▶ PROMPT
Copy each of the lines below word for word, but leave out the pictures.

[start RECORD LIST]

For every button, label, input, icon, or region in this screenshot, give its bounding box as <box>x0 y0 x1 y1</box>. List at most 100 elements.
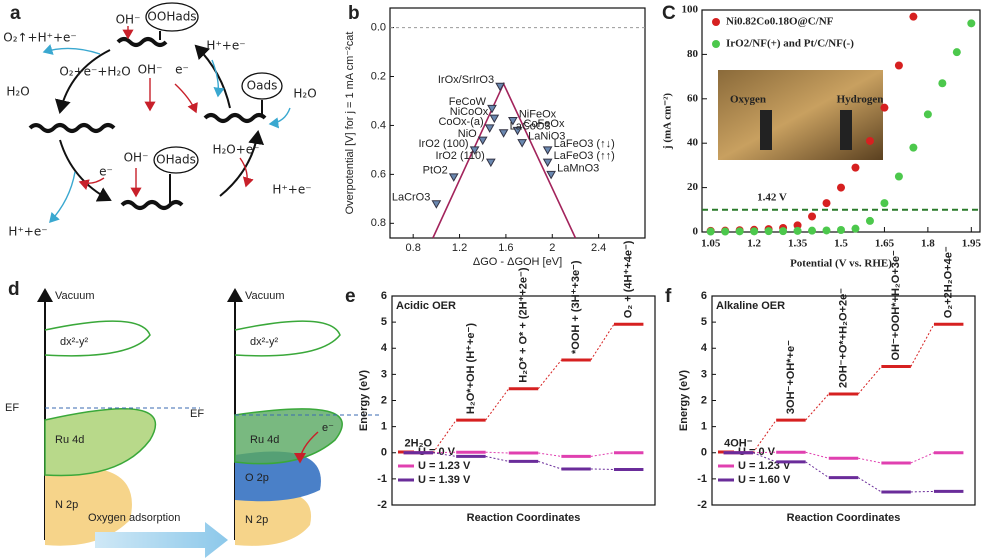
y-tick-label: 0.8 <box>371 217 386 229</box>
y-tick-label: 4 <box>701 342 708 354</box>
x-tick-label: 1.65 <box>875 238 895 250</box>
y-tick-label: 2 <box>381 394 387 406</box>
y-tick-label: 80 <box>687 48 699 60</box>
y-tick-label: -2 <box>377 499 387 511</box>
band-label: Oxygen adsorption <box>88 512 180 524</box>
y-tick-label: 4 <box>381 342 388 354</box>
cycle-label: H₂O <box>6 85 29 99</box>
x-tick-label: 1.05 <box>701 238 721 250</box>
cycle-label: OH⁻ <box>138 63 163 77</box>
panel-label: C <box>662 3 676 24</box>
legend-label: U = 0 V <box>738 446 776 458</box>
cycle-label: Oads <box>247 79 278 93</box>
panel-label: e <box>345 286 356 307</box>
x-tick-label: 0.8 <box>406 242 421 254</box>
data-point <box>967 19 976 28</box>
legend-label: U = 1.23 V <box>418 460 471 472</box>
cycle-label: H₂O+e⁻ <box>212 143 259 157</box>
step-label: H₂O* + O* + (2H⁺+2e⁻) <box>517 267 529 383</box>
data-point <box>793 221 802 230</box>
adsorbate-circle <box>153 146 199 174</box>
point-label: IrO2 (110) <box>436 150 485 162</box>
y-tick-label: 60 <box>687 92 699 104</box>
data-point <box>487 104 497 114</box>
n2p-band <box>45 467 132 546</box>
data-point <box>517 139 527 148</box>
connector <box>590 452 615 457</box>
adsorbate-circle <box>241 72 283 100</box>
point-label: LaFeO3 (↑↑) <box>554 150 615 162</box>
x-tick-label: 2.4 <box>591 242 606 254</box>
connector <box>910 323 935 367</box>
data-point <box>952 48 961 57</box>
data-point <box>512 126 523 136</box>
cycle-label: O₂↑+H⁺+e⁻ <box>3 31 77 45</box>
x-tick-label: 1.8 <box>921 238 935 250</box>
connector <box>858 457 882 464</box>
data-point <box>822 199 831 208</box>
panel-label: f <box>665 286 672 307</box>
band-label: EF <box>190 408 204 420</box>
band-label: dx²-y² <box>250 336 278 348</box>
d-orbital <box>44 320 151 357</box>
x-axis-label: Reaction Coordinates <box>467 512 581 524</box>
band-label: N 2p <box>245 514 268 526</box>
cycle-label: e⁻ <box>99 165 113 179</box>
point-label: FeCoW <box>449 96 487 108</box>
y-tick-label: 6 <box>381 290 387 302</box>
y-tick-label: -1 <box>697 473 707 485</box>
electrode <box>760 110 772 150</box>
y-axis-label: j (mA cm⁻²) <box>662 93 674 150</box>
band-label: N 2p <box>55 499 78 511</box>
plot-frame <box>389 7 646 239</box>
band-label: dx²-y² <box>60 336 88 348</box>
reaction-arrows <box>42 26 291 224</box>
cycle-label: H⁺+e⁻ <box>272 183 311 197</box>
y-axis-label: Energy (eV) <box>358 370 370 431</box>
legend-label: U = 1.60 V <box>738 474 791 486</box>
data-point <box>880 103 889 112</box>
data-point <box>469 146 480 155</box>
data-point <box>431 200 442 209</box>
cycle-label: O₂+e⁻+H₂O <box>59 65 130 79</box>
point-label: LaCoO3 <box>510 121 551 133</box>
x-tick-label: 1.2 <box>452 242 467 254</box>
data-point <box>495 82 505 92</box>
cycle-label: e⁻ <box>175 63 189 77</box>
step-label: 2OH⁻+O*+H₂O+2e⁻ <box>837 288 849 388</box>
connector <box>752 452 777 463</box>
data-point <box>851 224 860 233</box>
connector <box>805 461 830 478</box>
connector <box>910 490 934 493</box>
inset-label: Oxygen <box>730 94 766 106</box>
step-label: 3OH⁻+OH*+e⁻ <box>785 340 797 414</box>
connector <box>485 455 509 462</box>
y-axis-label: Energy (eV) <box>678 370 690 431</box>
connector <box>538 460 562 470</box>
x-tick-label: 1.2 <box>747 238 761 250</box>
y-tick-label: 5 <box>381 316 387 328</box>
y-tick-label: 20 <box>687 181 699 193</box>
y-tick-label: 0.0 <box>371 21 386 33</box>
connector <box>538 452 562 457</box>
y-tick-label: 1 <box>701 421 707 433</box>
panel-label: d <box>8 279 20 300</box>
data-point <box>851 163 860 172</box>
connector <box>590 468 614 470</box>
step-label: O₂+2H₂O+4e⁻ <box>943 246 955 318</box>
adsorbate-circle <box>145 2 199 32</box>
data-point <box>706 227 715 236</box>
y-tick-label: 3 <box>381 368 387 380</box>
point-label: IrOx/SrIrO3 <box>438 74 494 86</box>
y-tick-label: 40 <box>687 137 699 149</box>
step-label: H₂O*+OH (H⁺+e⁻) <box>465 323 477 414</box>
point-label: NiCoOx <box>450 106 489 118</box>
connector <box>857 477 882 493</box>
ru4d-band <box>44 408 157 477</box>
data-point <box>498 129 509 138</box>
data-point <box>542 158 553 168</box>
y-tick-label: 6 <box>701 290 707 302</box>
data-point <box>546 170 556 180</box>
connector <box>537 359 562 390</box>
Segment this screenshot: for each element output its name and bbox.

[end RECORD LIST]

▶ RESPONSE FOR THIS EXERCISE
For every button, label, input, icon, or region in this screenshot, give its bounding box as <box>x0 y0 x1 y1</box>. List at most 100 elements.
y-tick-label: 0.8 <box>371 217 386 229</box>
y-tick-label: 4 <box>701 342 708 354</box>
x-tick-label: 1.65 <box>875 238 895 250</box>
y-tick-label: 2 <box>381 394 387 406</box>
y-tick-label: 80 <box>687 48 699 60</box>
y-tick-label: -2 <box>377 499 387 511</box>
band-label: Oxygen adsorption <box>88 512 180 524</box>
y-tick-label: 4 <box>381 342 388 354</box>
cycle-label: H₂O <box>6 85 29 99</box>
x-tick-label: 1.05 <box>701 238 721 250</box>
cycle-label: OH⁻ <box>138 63 163 77</box>
panel-label: C <box>662 3 676 24</box>
legend-label: U = 0 V <box>738 446 776 458</box>
cycle-label: Oads <box>247 79 278 93</box>
panel-label: e <box>345 286 356 307</box>
x-tick-label: 0.8 <box>406 242 421 254</box>
data-point <box>967 19 976 28</box>
legend-label: U = 1.23 V <box>418 460 471 472</box>
cycle-label: H₂O+e⁻ <box>212 143 259 157</box>
step-label: H₂O* + O* + (2H⁺+2e⁻) <box>517 267 529 383</box>
data-point <box>793 221 802 230</box>
adsorbate-circle <box>153 146 199 174</box>
point-label: IrO2 (110) <box>436 150 485 162</box>
y-tick-label: 60 <box>687 92 699 104</box>
data-point <box>487 104 497 114</box>
n2p-band <box>45 467 132 546</box>
data-point <box>517 139 527 148</box>
connector <box>590 452 615 457</box>
adsorbate-circle <box>241 72 283 100</box>
point-label: LaFeO3 (↑↑) <box>554 150 615 162</box>
x-tick-label: 2.4 <box>591 242 606 254</box>
connector <box>910 323 935 367</box>
data-point <box>952 48 961 57</box>
data-point <box>512 126 523 136</box>
cycle-label: O₂↑+H⁺+e⁻ <box>3 31 77 45</box>
x-tick-label: 1.8 <box>921 238 935 250</box>
connector <box>858 457 882 464</box>
data-point <box>822 199 831 208</box>
panel-label: f <box>665 286 672 307</box>
band-label: EF <box>190 408 204 420</box>
band-label: dx²-y² <box>250 336 278 348</box>
d-orbital <box>44 320 151 357</box>
x-axis-label: Reaction Coordinates <box>467 512 581 524</box>
band-label: N 2p <box>245 514 268 526</box>
cycle-label: e⁻ <box>99 165 113 179</box>
point-label: FeCoW <box>449 96 487 108</box>
y-tick-label: 6 <box>381 290 387 302</box>
y-tick-label: -1 <box>697 473 707 485</box>
electrode <box>760 110 772 150</box>
y-axis-label: j (mA cm⁻²) <box>662 93 674 150</box>
band-label: N 2p <box>55 499 78 511</box>
plot-frame <box>389 7 646 239</box>
band-label: dx²-y² <box>60 336 88 348</box>
reaction-arrows <box>42 26 291 224</box>
cycle-label: H⁺+e⁻ <box>272 183 311 197</box>
y-axis-label: Energy (eV) <box>358 370 370 431</box>
legend-label: U = 1.60 V <box>738 474 791 486</box>
data-point <box>880 103 889 112</box>
data-point <box>469 146 480 155</box>
data-point <box>431 200 442 209</box>
cycle-label: O₂+e⁻+H₂O <box>59 65 130 79</box>
point-label: LaCoO3 <box>510 121 551 133</box>
x-tick-label: 1.2 <box>452 242 467 254</box>
data-point <box>495 82 505 92</box>
cycle-label: e⁻ <box>175 63 189 77</box>
step-label: 2OH⁻+O*+H₂O+2e⁻ <box>837 288 849 388</box>
connector <box>752 452 777 463</box>
data-point <box>851 224 860 233</box>
connector <box>805 461 830 478</box>
connector <box>910 490 934 493</box>
inset-label: Oxygen <box>730 94 766 106</box>
step-label: 3OH⁻+OH*+e⁻ <box>785 340 797 414</box>
connector <box>485 455 509 462</box>
y-axis-label: Energy (eV) <box>678 370 690 431</box>
connector <box>538 460 562 470</box>
x-tick-label: 1.2 <box>747 238 761 250</box>
y-tick-label: 5 <box>381 316 387 328</box>
y-tick-label: 20 <box>687 181 699 193</box>
y-tick-label: 0.0 <box>371 21 386 33</box>
connector <box>538 452 562 457</box>
y-tick-label: 1 <box>701 421 707 433</box>
panel-label: d <box>8 279 20 300</box>
data-point <box>851 163 860 172</box>
connector <box>590 468 614 470</box>
step-label: O₂+2H₂O+4e⁻ <box>943 246 955 318</box>
adsorbate-circle <box>145 2 199 32</box>
data-point <box>706 227 715 236</box>
y-tick-label: 3 <box>381 368 387 380</box>
point-label: IrOx/SrIrO3 <box>438 74 494 86</box>
y-tick-label: 40 <box>687 137 699 149</box>
step-label: H₂O*+OH (H⁺+e⁻) <box>465 323 477 414</box>
point-label: NiCoOx <box>450 106 489 118</box>
connector <box>857 477 882 493</box>
ru4d-band <box>44 408 157 477</box>
data-point <box>498 129 509 138</box>
data-point <box>542 158 553 168</box>
y-tick-label: 6 <box>701 290 707 302</box>
data-point <box>546 170 556 180</box>
connector <box>537 359 562 390</box>
Segment this screenshot: for each element output its name and bbox.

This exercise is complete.